A rebirth of proportions rarely recorded in American history is building in this aged mill city.
A town widely depicted a few years ago as a blighted remnant of the Industrial Revolution, plagued by outmigration and high unemployment, has quite suddenly turned a corner.
There are still stumbling blocks on the road to recovery, and Lowell will surely never again be what it was in the decades before the Civil War: the premier industrial city of the United States. But with a little luck, it could provide a model for urban revival.
Lowell's comback formula is deceptively simple: to take each of its supposedly negative characteristics and turn them into assets.
The old textile mills, once despised as grimy relics, are now seen as the architectural gems they are. They're being recycled as apartment houses for the elderly, as museums, as sites for selected industries.
In contrast to the factory desertions Lowell suffered after the textile industry began its southward migration in the 1920s, the last 18 months have brought 30 industrial expansions. One international electronics firm has even moved its headquarters into the city.
The 5.6-mile network of stone-walled canals that lace the city and once earned Lowell the label of "the Venice of America," together with the gate-house and locks of the water system that powered the textile mills, and now being recognized as priceless assets. They form the mainstay of a proposed National Cultural Park - "an industrial Williamsburg that still breaths" - which Congress, prodded by House Speaker Thomas P. O'Neill Jr. (D-Mass.) is likely to approve in 1978.
Distinguished old buildings in downtown Lowell are being protected, refurbished and recycled; paving is being stripped off old cobblestone streets; a pedestrian mall has been constructed.

::::

— Exercise 1 —
Render this sentence from the passage on Lowell's revival into Spanish: "One international electronics firm has even moved its headquarters into the city."
— Exercise 2 —
Carry the passage on Lowell's revival forward from its final sentence, in the same style.
The data that follow are separate from the passage on Lowell's revival.

— Data section —
::::

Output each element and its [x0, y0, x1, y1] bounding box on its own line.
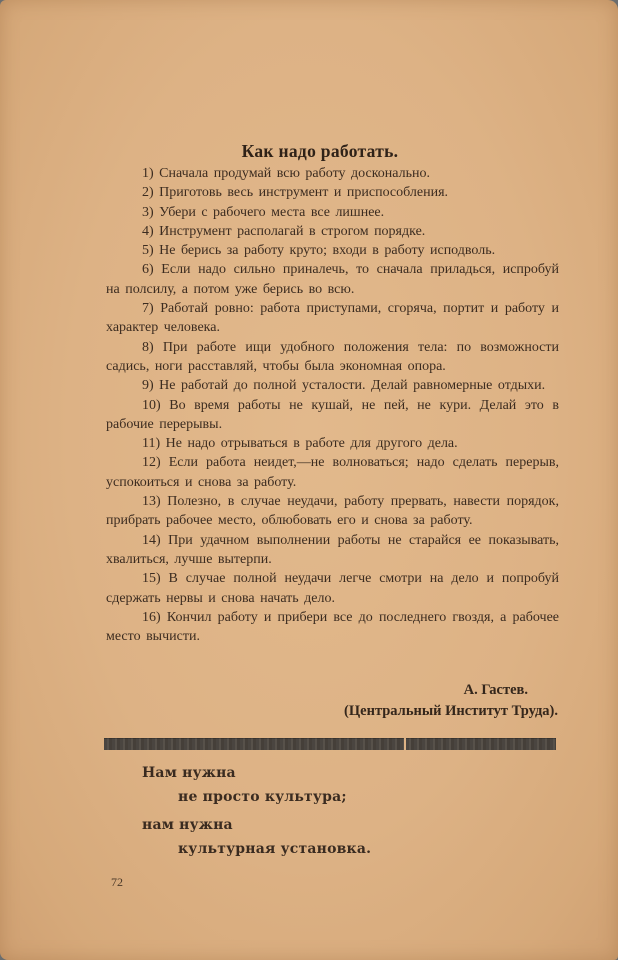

::::

— Expected answer 1 —
Una empresa internacional de electrónica incluso ha trasladado su sede a la ciudad.

— Expected answer 2 —
Finaly, in a city with ethnic groups - it has large numbers of Greek, of Irish, of French Canadians, with scatterings of 14 other nationality groups - the new mood is to celebrate ethnicity, not to deny it.
Much of Lowell's culutral-historical-ethnic revival is the handiwork of one committed man, educator Patrick Mogan, a charming Irishman who perceived that Lowellians were accepting negative judgements outisiders made about them and their city. Mogan's solution: To help the people of the city, from all nationalities, recognize "they had a proud and positive background," to advertise Lowell as "a living exhibit of the process and consequences of the American industrial revolution."
Mogan was preaching his gospel of ethnic pride in LOwell years before the ""Roots"craze. He got the idea for the national park in 1963 and has doggedly pursued it ever since.
But hard-headed economic planing and political strategy were supplied in the early '70s when a young Oxford-educated Bostonian, Frank Keefe, became city planning director. Working closely with a "center city committee" of government, business and labor leaders, Keefe began to scratch for every cent of state or federal aid that might be available to revive the town.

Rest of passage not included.